◆ Task requirements ◆
Keep the pictures out and restate every record exactly.

◆ The data ◆

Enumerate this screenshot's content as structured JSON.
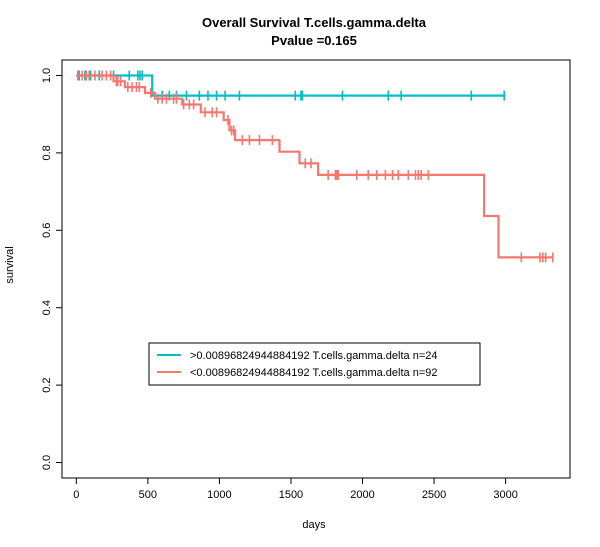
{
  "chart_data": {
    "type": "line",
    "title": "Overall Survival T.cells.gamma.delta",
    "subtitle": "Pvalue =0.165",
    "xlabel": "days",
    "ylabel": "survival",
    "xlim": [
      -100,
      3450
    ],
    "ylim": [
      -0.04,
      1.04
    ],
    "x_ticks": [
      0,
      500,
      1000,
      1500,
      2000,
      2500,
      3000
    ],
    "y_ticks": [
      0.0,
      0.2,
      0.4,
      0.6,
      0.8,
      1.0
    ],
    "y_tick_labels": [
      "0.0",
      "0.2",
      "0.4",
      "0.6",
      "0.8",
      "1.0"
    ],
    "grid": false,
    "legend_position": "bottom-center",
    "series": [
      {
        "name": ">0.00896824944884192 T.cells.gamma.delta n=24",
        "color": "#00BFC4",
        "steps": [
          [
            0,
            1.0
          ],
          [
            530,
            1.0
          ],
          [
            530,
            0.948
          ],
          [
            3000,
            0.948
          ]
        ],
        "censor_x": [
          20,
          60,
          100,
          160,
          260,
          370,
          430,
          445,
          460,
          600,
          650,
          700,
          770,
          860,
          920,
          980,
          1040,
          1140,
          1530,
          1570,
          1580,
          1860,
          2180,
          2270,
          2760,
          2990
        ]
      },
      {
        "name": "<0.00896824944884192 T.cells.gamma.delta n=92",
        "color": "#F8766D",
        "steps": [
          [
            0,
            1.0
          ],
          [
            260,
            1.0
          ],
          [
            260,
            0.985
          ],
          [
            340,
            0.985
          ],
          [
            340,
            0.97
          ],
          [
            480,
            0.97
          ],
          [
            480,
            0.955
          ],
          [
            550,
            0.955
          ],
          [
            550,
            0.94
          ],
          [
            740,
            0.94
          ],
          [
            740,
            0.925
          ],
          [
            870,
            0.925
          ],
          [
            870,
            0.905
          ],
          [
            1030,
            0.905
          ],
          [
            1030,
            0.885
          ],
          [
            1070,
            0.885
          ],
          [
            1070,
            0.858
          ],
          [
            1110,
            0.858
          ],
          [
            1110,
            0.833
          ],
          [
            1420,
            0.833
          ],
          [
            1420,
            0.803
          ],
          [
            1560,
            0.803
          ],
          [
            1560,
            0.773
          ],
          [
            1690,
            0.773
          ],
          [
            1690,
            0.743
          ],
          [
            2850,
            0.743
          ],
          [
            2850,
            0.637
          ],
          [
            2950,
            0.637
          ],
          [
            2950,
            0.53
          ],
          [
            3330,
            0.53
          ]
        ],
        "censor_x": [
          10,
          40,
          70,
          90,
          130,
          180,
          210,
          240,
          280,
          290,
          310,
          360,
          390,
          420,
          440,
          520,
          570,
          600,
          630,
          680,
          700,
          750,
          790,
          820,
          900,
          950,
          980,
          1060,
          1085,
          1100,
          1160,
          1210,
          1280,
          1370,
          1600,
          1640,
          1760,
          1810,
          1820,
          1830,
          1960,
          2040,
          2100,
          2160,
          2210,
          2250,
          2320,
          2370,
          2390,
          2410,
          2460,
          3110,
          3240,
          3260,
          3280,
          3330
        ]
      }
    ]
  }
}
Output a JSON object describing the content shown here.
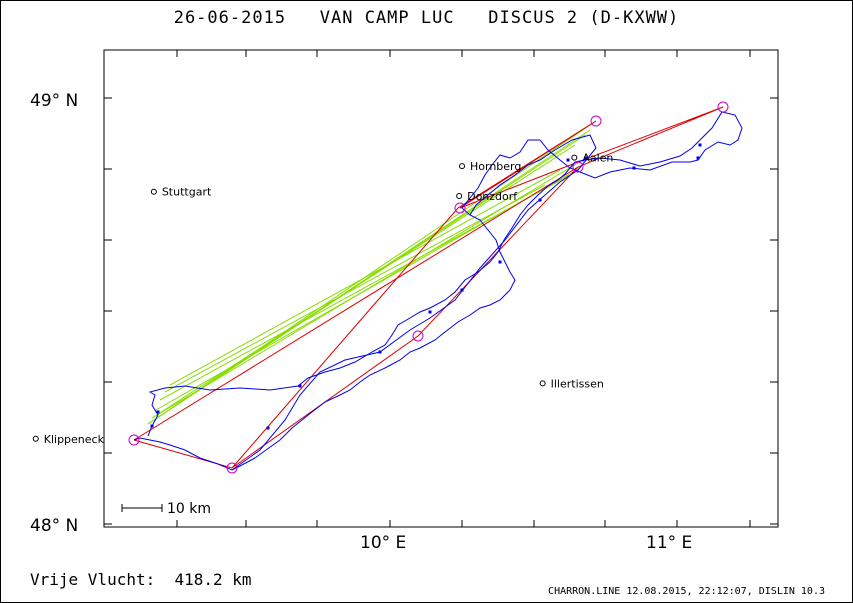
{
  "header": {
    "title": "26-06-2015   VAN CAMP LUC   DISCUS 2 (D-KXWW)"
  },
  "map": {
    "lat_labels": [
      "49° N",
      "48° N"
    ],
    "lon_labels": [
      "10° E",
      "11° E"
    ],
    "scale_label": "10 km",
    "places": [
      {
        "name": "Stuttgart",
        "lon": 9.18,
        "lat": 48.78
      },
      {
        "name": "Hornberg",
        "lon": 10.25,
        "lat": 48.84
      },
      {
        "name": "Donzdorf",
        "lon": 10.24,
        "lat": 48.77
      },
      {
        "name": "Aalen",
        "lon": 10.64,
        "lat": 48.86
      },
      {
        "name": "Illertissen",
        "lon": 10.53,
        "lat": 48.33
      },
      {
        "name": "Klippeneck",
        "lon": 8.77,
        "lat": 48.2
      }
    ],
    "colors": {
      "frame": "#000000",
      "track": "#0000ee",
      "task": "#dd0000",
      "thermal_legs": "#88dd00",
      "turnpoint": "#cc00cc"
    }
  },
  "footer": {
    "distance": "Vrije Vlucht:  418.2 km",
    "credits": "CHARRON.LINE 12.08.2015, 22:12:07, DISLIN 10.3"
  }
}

◆ Answer to the problem ◆
Enumerate this screenshot's content as structured JSON.
{
  "chart_data": {
    "type": "line",
    "title": "Overall Survival T.cells.gamma.delta",
    "subtitle": "Pvalue =0.165",
    "xlabel": "days",
    "ylabel": "survival",
    "xlim": [
      -100,
      3450
    ],
    "ylim": [
      -0.04,
      1.04
    ],
    "x_ticks": [
      0,
      500,
      1000,
      1500,
      2000,
      2500,
      3000
    ],
    "y_ticks": [
      0.0,
      0.2,
      0.4,
      0.6,
      0.8,
      1.0
    ],
    "y_tick_labels": [
      "0.0",
      "0.2",
      "0.4",
      "0.6",
      "0.8",
      "1.0"
    ],
    "grid": false,
    "legend_position": "bottom-center",
    "series": [
      {
        "name": ">0.00896824944884192 T.cells.gamma.delta n=24",
        "color": "#00BFC4",
        "steps": [
          [
            0,
            1.0
          ],
          [
            530,
            1.0
          ],
          [
            530,
            0.948
          ],
          [
            3000,
            0.948
          ]
        ],
        "censor_x": [
          20,
          60,
          100,
          160,
          260,
          370,
          430,
          445,
          460,
          600,
          650,
          700,
          770,
          860,
          920,
          980,
          1040,
          1140,
          1530,
          1570,
          1580,
          1860,
          2180,
          2270,
          2760,
          2990
        ]
      },
      {
        "name": "<0.00896824944884192 T.cells.gamma.delta n=92",
        "color": "#F8766D",
        "steps": [
          [
            0,
            1.0
          ],
          [
            260,
            1.0
          ],
          [
            260,
            0.985
          ],
          [
            340,
            0.985
          ],
          [
            340,
            0.97
          ],
          [
            480,
            0.97
          ],
          [
            480,
            0.955
          ],
          [
            550,
            0.955
          ],
          [
            550,
            0.94
          ],
          [
            740,
            0.94
          ],
          [
            740,
            0.925
          ],
          [
            870,
            0.925
          ],
          [
            870,
            0.905
          ],
          [
            1030,
            0.905
          ],
          [
            1030,
            0.885
          ],
          [
            1070,
            0.885
          ],
          [
            1070,
            0.858
          ],
          [
            1110,
            0.858
          ],
          [
            1110,
            0.833
          ],
          [
            1420,
            0.833
          ],
          [
            1420,
            0.803
          ],
          [
            1560,
            0.803
          ],
          [
            1560,
            0.773
          ],
          [
            1690,
            0.773
          ],
          [
            1690,
            0.743
          ],
          [
            2850,
            0.743
          ],
          [
            2850,
            0.637
          ],
          [
            2950,
            0.637
          ],
          [
            2950,
            0.53
          ],
          [
            3330,
            0.53
          ]
        ],
        "censor_x": [
          10,
          40,
          70,
          90,
          130,
          180,
          210,
          240,
          280,
          290,
          310,
          360,
          390,
          420,
          440,
          520,
          570,
          600,
          630,
          680,
          700,
          750,
          790,
          820,
          900,
          950,
          980,
          1060,
          1085,
          1100,
          1160,
          1210,
          1280,
          1370,
          1600,
          1640,
          1760,
          1810,
          1820,
          1830,
          1960,
          2040,
          2100,
          2160,
          2210,
          2250,
          2320,
          2370,
          2390,
          2410,
          2460,
          3110,
          3240,
          3260,
          3280,
          3330
        ]
      }
    ]
  }
}
Output a JSON object describing the content shown here.
{
  "header": {
    "title": "26-06-2015   VAN CAMP LUC   DISCUS 2 (D-KXWW)"
  },
  "map": {
    "lat_labels": [
      "49° N",
      "48° N"
    ],
    "lon_labels": [
      "10° E",
      "11° E"
    ],
    "scale_label": "10 km",
    "places": [
      {
        "name": "Stuttgart",
        "lon": 9.18,
        "lat": 48.78
      },
      {
        "name": "Hornberg",
        "lon": 10.25,
        "lat": 48.84
      },
      {
        "name": "Donzdorf",
        "lon": 10.24,
        "lat": 48.77
      },
      {
        "name": "Aalen",
        "lon": 10.64,
        "lat": 48.86
      },
      {
        "name": "Illertissen",
        "lon": 10.53,
        "lat": 48.33
      },
      {
        "name": "Klippeneck",
        "lon": 8.77,
        "lat": 48.2
      }
    ],
    "colors": {
      "frame": "#000000",
      "track": "#0000ee",
      "task": "#dd0000",
      "thermal_legs": "#88dd00",
      "turnpoint": "#cc00cc"
    }
  },
  "footer": {
    "distance": "Vrije Vlucht:  418.2 km",
    "credits": "CHARRON.LINE 12.08.2015, 22:12:07, DISLIN 10.3"
  }
}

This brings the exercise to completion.